* Begin *
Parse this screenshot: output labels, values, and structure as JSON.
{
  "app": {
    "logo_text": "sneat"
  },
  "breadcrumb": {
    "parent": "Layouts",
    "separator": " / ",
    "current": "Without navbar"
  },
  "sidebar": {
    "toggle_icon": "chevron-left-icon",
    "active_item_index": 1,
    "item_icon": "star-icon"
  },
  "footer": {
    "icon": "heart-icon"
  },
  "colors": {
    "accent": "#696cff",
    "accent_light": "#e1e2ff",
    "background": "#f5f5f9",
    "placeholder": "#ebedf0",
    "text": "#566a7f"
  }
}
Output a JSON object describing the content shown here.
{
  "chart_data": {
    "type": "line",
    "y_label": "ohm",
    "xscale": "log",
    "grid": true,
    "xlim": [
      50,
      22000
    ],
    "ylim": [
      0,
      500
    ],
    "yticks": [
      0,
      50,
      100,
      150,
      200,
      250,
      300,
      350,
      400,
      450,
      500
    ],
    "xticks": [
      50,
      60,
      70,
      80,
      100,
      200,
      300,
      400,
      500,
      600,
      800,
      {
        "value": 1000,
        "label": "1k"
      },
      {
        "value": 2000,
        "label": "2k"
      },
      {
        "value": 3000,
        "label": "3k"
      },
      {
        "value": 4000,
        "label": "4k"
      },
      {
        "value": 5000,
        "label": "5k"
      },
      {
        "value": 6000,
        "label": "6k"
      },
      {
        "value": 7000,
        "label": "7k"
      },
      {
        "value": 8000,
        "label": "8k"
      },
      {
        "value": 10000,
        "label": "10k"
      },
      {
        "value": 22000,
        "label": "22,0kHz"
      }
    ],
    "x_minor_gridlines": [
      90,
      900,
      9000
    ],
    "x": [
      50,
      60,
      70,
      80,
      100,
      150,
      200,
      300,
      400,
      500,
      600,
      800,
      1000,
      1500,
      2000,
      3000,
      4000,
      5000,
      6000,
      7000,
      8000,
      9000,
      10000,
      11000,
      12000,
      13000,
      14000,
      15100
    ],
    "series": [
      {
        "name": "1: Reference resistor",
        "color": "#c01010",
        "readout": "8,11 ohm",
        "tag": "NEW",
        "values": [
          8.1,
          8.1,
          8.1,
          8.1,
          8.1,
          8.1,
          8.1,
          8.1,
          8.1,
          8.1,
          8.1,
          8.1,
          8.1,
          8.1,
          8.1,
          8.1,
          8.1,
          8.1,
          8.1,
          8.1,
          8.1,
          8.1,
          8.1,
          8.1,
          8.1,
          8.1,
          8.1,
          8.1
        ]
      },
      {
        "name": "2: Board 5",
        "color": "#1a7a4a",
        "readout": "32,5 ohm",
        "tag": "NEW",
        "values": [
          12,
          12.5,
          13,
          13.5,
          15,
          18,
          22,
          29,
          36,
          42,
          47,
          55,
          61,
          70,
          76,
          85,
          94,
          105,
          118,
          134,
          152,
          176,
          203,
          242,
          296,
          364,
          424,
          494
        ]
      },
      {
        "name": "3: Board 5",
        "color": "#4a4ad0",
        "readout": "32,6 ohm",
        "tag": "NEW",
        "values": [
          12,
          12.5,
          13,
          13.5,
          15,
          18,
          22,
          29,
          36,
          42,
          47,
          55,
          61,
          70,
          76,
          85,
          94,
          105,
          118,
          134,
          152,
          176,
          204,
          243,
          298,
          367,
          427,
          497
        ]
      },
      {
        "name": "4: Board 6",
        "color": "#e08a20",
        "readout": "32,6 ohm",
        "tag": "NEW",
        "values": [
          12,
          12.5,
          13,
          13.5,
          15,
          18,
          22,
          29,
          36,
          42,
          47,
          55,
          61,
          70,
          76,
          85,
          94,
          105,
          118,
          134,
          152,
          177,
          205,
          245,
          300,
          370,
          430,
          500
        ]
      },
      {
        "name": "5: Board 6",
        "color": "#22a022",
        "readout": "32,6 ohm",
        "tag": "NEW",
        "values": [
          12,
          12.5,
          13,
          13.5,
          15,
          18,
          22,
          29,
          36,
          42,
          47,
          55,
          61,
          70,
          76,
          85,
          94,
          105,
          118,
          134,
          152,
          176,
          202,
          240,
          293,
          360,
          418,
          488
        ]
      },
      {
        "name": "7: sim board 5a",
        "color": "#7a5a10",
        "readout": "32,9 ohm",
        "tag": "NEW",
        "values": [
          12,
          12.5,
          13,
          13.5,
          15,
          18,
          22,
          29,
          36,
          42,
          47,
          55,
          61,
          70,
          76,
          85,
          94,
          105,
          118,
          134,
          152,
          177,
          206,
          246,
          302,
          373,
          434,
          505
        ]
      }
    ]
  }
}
* End *
Extract the data in full. Keep it word for word.

Parse this screenshot: output labels, values, and structure as JSON.
{
  "app": {
    "logo_text": "sneat"
  },
  "breadcrumb": {
    "parent": "Layouts",
    "separator": " / ",
    "current": "Without navbar"
  },
  "sidebar": {
    "toggle_icon": "chevron-left-icon",
    "active_item_index": 1,
    "item_icon": "star-icon"
  },
  "footer": {
    "icon": "heart-icon"
  },
  "colors": {
    "accent": "#696cff",
    "accent_light": "#e1e2ff",
    "background": "#f5f5f9",
    "placeholder": "#ebedf0",
    "text": "#566a7f"
  }
}
Output a JSON object describing the content shown here.
{
  "chart_data": {
    "type": "line",
    "y_label": "ohm",
    "xscale": "log",
    "grid": true,
    "xlim": [
      50,
      22000
    ],
    "ylim": [
      0,
      500
    ],
    "yticks": [
      0,
      50,
      100,
      150,
      200,
      250,
      300,
      350,
      400,
      450,
      500
    ],
    "xticks": [
      50,
      60,
      70,
      80,
      100,
      200,
      300,
      400,
      500,
      600,
      800,
      {
        "value": 1000,
        "label": "1k"
      },
      {
        "value": 2000,
        "label": "2k"
      },
      {
        "value": 3000,
        "label": "3k"
      },
      {
        "value": 4000,
        "label": "4k"
      },
      {
        "value": 5000,
        "label": "5k"
      },
      {
        "value": 6000,
        "label": "6k"
      },
      {
        "value": 7000,
        "label": "7k"
      },
      {
        "value": 8000,
        "label": "8k"
      },
      {
        "value": 10000,
        "label": "10k"
      },
      {
        "value": 22000,
        "label": "22,0kHz"
      }
    ],
    "x_minor_gridlines": [
      90,
      900,
      9000
    ],
    "x": [
      50,
      60,
      70,
      80,
      100,
      150,
      200,
      300,
      400,
      500,
      600,
      800,
      1000,
      1500,
      2000,
      3000,
      4000,
      5000,
      6000,
      7000,
      8000,
      9000,
      10000,
      11000,
      12000,
      13000,
      14000,
      15100
    ],
    "series": [
      {
        "name": "1: Reference resistor",
        "color": "#c01010",
        "readout": "8,11 ohm",
        "tag": "NEW",
        "values": [
          8.1,
          8.1,
          8.1,
          8.1,
          8.1,
          8.1,
          8.1,
          8.1,
          8.1,
          8.1,
          8.1,
          8.1,
          8.1,
          8.1,
          8.1,
          8.1,
          8.1,
          8.1,
          8.1,
          8.1,
          8.1,
          8.1,
          8.1,
          8.1,
          8.1,
          8.1,
          8.1,
          8.1
        ]
      },
      {
        "name": "2: Board 5",
        "color": "#1a7a4a",
        "readout": "32,5 ohm",
        "tag": "NEW",
        "values": [
          12,
          12.5,
          13,
          13.5,
          15,
          18,
          22,
          29,
          36,
          42,
          47,
          55,
          61,
          70,
          76,
          85,
          94,
          105,
          118,
          134,
          152,
          176,
          203,
          242,
          296,
          364,
          424,
          494
        ]
      },
      {
        "name": "3: Board 5",
        "color": "#4a4ad0",
        "readout": "32,6 ohm",
        "tag": "NEW",
        "values": [
          12,
          12.5,
          13,
          13.5,
          15,
          18,
          22,
          29,
          36,
          42,
          47,
          55,
          61,
          70,
          76,
          85,
          94,
          105,
          118,
          134,
          152,
          176,
          204,
          243,
          298,
          367,
          427,
          497
        ]
      },
      {
        "name": "4: Board 6",
        "color": "#e08a20",
        "readout": "32,6 ohm",
        "tag": "NEW",
        "values": [
          12,
          12.5,
          13,
          13.5,
          15,
          18,
          22,
          29,
          36,
          42,
          47,
          55,
          61,
          70,
          76,
          85,
          94,
          105,
          118,
          134,
          152,
          177,
          205,
          245,
          300,
          370,
          430,
          500
        ]
      },
      {
        "name": "5: Board 6",
        "color": "#22a022",
        "readout": "32,6 ohm",
        "tag": "NEW",
        "values": [
          12,
          12.5,
          13,
          13.5,
          15,
          18,
          22,
          29,
          36,
          42,
          47,
          55,
          61,
          70,
          76,
          85,
          94,
          105,
          118,
          134,
          152,
          176,
          202,
          240,
          293,
          360,
          418,
          488
        ]
      },
      {
        "name": "7: sim board 5a",
        "color": "#7a5a10",
        "readout": "32,9 ohm",
        "tag": "NEW",
        "values": [
          12,
          12.5,
          13,
          13.5,
          15,
          18,
          22,
          29,
          36,
          42,
          47,
          55,
          61,
          70,
          76,
          85,
          94,
          105,
          118,
          134,
          152,
          177,
          206,
          246,
          302,
          373,
          434,
          505
        ]
      }
    ]
  }
}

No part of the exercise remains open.